▶ [Task brief] The records below should be written out again, exactly.

▶ [Raw data]

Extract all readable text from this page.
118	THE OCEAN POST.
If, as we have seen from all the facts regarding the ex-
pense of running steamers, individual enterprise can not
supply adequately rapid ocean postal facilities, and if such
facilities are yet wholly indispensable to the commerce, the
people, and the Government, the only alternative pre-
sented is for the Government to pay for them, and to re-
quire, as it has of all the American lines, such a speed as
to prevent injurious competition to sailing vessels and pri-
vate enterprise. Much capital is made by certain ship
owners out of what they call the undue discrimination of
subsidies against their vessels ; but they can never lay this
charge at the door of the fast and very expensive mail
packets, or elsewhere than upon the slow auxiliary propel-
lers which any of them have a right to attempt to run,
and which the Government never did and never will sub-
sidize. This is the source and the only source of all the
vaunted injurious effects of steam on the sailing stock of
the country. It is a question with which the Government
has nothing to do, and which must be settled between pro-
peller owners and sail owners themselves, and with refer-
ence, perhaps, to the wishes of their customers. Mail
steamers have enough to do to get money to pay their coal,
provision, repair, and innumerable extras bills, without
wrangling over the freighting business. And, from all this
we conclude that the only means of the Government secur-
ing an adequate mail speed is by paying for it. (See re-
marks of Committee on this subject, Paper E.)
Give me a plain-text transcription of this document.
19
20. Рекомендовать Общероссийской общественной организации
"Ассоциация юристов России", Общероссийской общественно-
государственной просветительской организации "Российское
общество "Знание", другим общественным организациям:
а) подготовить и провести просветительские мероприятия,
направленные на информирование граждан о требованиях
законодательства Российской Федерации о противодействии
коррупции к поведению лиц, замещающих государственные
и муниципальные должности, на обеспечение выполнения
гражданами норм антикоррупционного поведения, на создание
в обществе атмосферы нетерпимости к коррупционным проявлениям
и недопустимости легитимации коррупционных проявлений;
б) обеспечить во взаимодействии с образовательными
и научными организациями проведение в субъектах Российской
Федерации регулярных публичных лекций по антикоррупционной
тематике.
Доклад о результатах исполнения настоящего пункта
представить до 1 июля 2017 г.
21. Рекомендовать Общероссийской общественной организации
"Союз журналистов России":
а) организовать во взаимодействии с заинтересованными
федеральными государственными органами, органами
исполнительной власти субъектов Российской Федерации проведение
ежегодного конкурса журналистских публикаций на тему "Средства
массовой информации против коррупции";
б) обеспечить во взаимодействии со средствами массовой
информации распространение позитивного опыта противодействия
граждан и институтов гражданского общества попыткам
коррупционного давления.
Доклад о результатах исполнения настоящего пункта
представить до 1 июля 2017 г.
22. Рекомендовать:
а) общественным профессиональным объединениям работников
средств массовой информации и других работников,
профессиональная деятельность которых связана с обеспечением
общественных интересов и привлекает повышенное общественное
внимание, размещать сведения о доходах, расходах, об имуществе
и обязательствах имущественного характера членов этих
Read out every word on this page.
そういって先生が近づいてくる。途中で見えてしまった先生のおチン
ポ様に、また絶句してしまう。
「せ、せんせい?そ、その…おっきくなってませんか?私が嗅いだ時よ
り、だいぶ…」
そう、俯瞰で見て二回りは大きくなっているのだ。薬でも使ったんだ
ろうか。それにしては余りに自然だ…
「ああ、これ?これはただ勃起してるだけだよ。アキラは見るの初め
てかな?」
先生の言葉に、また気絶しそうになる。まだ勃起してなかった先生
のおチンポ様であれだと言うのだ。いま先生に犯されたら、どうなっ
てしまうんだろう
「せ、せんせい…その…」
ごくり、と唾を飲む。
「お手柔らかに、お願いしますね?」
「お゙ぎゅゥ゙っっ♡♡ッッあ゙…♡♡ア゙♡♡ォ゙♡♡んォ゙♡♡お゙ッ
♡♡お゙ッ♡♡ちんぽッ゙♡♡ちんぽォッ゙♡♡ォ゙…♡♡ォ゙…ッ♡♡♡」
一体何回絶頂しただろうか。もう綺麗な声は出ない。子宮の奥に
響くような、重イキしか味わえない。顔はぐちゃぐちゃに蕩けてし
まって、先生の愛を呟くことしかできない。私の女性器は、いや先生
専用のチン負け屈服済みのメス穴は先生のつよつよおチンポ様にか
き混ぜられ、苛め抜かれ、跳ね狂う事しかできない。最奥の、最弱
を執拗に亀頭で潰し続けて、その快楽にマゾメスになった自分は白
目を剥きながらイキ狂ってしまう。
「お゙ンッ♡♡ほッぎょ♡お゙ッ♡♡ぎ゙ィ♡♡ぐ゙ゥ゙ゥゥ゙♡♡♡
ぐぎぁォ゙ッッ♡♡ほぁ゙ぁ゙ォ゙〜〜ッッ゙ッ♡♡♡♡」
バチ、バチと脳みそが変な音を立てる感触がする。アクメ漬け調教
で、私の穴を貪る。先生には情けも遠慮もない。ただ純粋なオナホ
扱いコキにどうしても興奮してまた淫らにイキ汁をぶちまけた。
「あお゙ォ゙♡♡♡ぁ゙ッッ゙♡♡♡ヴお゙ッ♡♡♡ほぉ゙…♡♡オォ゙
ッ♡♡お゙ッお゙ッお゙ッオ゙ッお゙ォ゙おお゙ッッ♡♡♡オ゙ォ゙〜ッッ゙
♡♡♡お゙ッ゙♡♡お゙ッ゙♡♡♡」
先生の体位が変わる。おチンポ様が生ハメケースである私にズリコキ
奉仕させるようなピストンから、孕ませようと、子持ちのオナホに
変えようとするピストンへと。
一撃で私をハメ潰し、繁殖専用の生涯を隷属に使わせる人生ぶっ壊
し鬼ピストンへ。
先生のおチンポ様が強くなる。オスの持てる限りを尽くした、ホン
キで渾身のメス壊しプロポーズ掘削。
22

▶ [Task solution]
Extract all readable text from this page.
118	THE OCEAN POST.
If, as we have seen from all the facts regarding the ex-
pense of running steamers, individual enterprise can not
supply adequately rapid ocean postal facilities, and if such
facilities are yet wholly indispensable to the commerce, the
people, and the Government, the only alternative pre-
sented is for the Government to pay for them, and to re-
quire, as it has of all the American lines, such a speed as
to prevent injurious competition to sailing vessels and pri-
vate enterprise. Much capital is made by certain ship
owners out of what they call the undue discrimination of
subsidies against their vessels ; but they can never lay this
charge at the door of the fast and very expensive mail
packets, or elsewhere than upon the slow auxiliary propel-
lers which any of them have a right to attempt to run,
and which the Government never did and never will sub-
sidize. This is the source and the only source of all the
vaunted injurious effects of steam on the sailing stock of
the country. It is a question with which the Government
has nothing to do, and which must be settled between pro-
peller owners and sail owners themselves, and with refer-
ence, perhaps, to the wishes of their customers. Mail
steamers have enough to do to get money to pay their coal,
provision, repair, and innumerable extras bills, without
wrangling over the freighting business. And, from all this
we conclude that the only means of the Government secur-
ing an adequate mail speed is by paying for it. (See re-
marks of Committee on this subject, Paper E.)
Give me a plain-text transcription of this document.
19
20. Рекомендовать Общероссийской общественной организации
"Ассоциация юристов России", Общероссийской общественно-
государственной просветительской организации "Российское
общество "Знание", другим общественным организациям:
а) подготовить и провести просветительские мероприятия,
направленные на информирование граждан о требованиях
законодательства Российской Федерации о противодействии
коррупции к поведению лиц, замещающих государственные
и муниципальные должности, на обеспечение выполнения
гражданами норм антикоррупционного поведения, на создание
в обществе атмосферы нетерпимости к коррупционным проявлениям
и недопустимости легитимации коррупционных проявлений;
б) обеспечить во взаимодействии с образовательными
и научными организациями проведение в субъектах Российской
Федерации регулярных публичных лекций по антикоррупционной
тематике.
Доклад о результатах исполнения настоящего пункта
представить до 1 июля 2017 г.
21. Рекомендовать Общероссийской общественной организации
"Союз журналистов России":
а) организовать во взаимодействии с заинтересованными
федеральными государственными органами, органами
исполнительной власти субъектов Российской Федерации проведение
ежегодного конкурса журналистских публикаций на тему "Средства
массовой информации против коррупции";
б) обеспечить во взаимодействии со средствами массовой
информации распространение позитивного опыта противодействия
граждан и институтов гражданского общества попыткам
коррупционного давления.
Доклад о результатах исполнения настоящего пункта
представить до 1 июля 2017 г.
22. Рекомендовать:
а) общественным профессиональным объединениям работников
средств массовой информации и других работников,
профессиональная деятельность которых связана с обеспечением
общественных интересов и привлекает повышенное общественное
внимание, размещать сведения о доходах, расходах, об имуществе
и обязательствах имущественного характера членов этих
Read out every word on this page.
そういって先生が近づいてくる。途中で見えてしまった先生のおチン
ポ様に、また絶句してしまう。
「せ、せんせい?そ、その…おっきくなってませんか?私が嗅いだ時よ
り、だいぶ…」
そう、俯瞰で見て二回りは大きくなっているのだ。薬でも使ったんだ
ろうか。それにしては余りに自然だ…
「ああ、これ?これはただ勃起してるだけだよ。アキラは見るの初め
てかな?」
先生の言葉に、また気絶しそうになる。まだ勃起してなかった先生
のおチンポ様であれだと言うのだ。いま先生に犯されたら、どうなっ
てしまうんだろう
「せ、せんせい…その…」
ごくり、と唾を飲む。
「お手柔らかに、お願いしますね?」
「お゙ぎゅゥ゙っっ♡♡ッッあ゙…♡♡ア゙♡♡ォ゙♡♡んォ゙♡♡お゙ッ
♡♡お゙ッ♡♡ちんぽッ゙♡♡ちんぽォッ゙♡♡ォ゙…♡♡ォ゙…ッ♡♡♡」
一体何回絶頂しただろうか。もう綺麗な声は出ない。子宮の奥に
響くような、重イキしか味わえない。顔はぐちゃぐちゃに蕩けてし
まって、先生の愛を呟くことしかできない。私の女性器は、いや先生
専用のチン負け屈服済みのメス穴は先生のつよつよおチンポ様にか
き混ぜられ、苛め抜かれ、跳ね狂う事しかできない。最奥の、最弱
を執拗に亀頭で潰し続けて、その快楽にマゾメスになった自分は白
目を剥きながらイキ狂ってしまう。
「お゙ンッ♡♡ほッぎょ♡お゙ッ♡♡ぎ゙ィ♡♡ぐ゙ゥ゙ゥゥ゙♡♡♡
ぐぎぁォ゙ッッ♡♡ほぁ゙ぁ゙ォ゙〜〜ッッ゙ッ♡♡♡♡」
バチ、バチと脳みそが変な音を立てる感触がする。アクメ漬け調教
で、私の穴を貪る。先生には情けも遠慮もない。ただ純粋なオナホ
扱いコキにどうしても興奮してまた淫らにイキ汁をぶちまけた。
「あお゙ォ゙♡♡♡ぁ゙ッッ゙♡♡♡ヴお゙ッ♡♡♡ほぉ゙…♡♡オォ゙
ッ♡♡お゙ッお゙ッお゙ッオ゙ッお゙ォ゙おお゙ッッ♡♡♡オ゙ォ゙〜ッッ゙
♡♡♡お゙ッ゙♡♡お゙ッ゙♡♡♡」
先生の体位が変わる。おチンポ様が生ハメケースである私にズリコキ
奉仕させるようなピストンから、孕ませようと、子持ちのオナホに
変えようとするピストンへと。
一撃で私をハメ潰し、繁殖専用の生涯を隷属に使わせる人生ぶっ壊
し鬼ピストンへ。
先生のおチンポ様が強くなる。オスの持てる限りを尽くした、ホン
キで渾身のメス壊しプロポーズ掘削。
22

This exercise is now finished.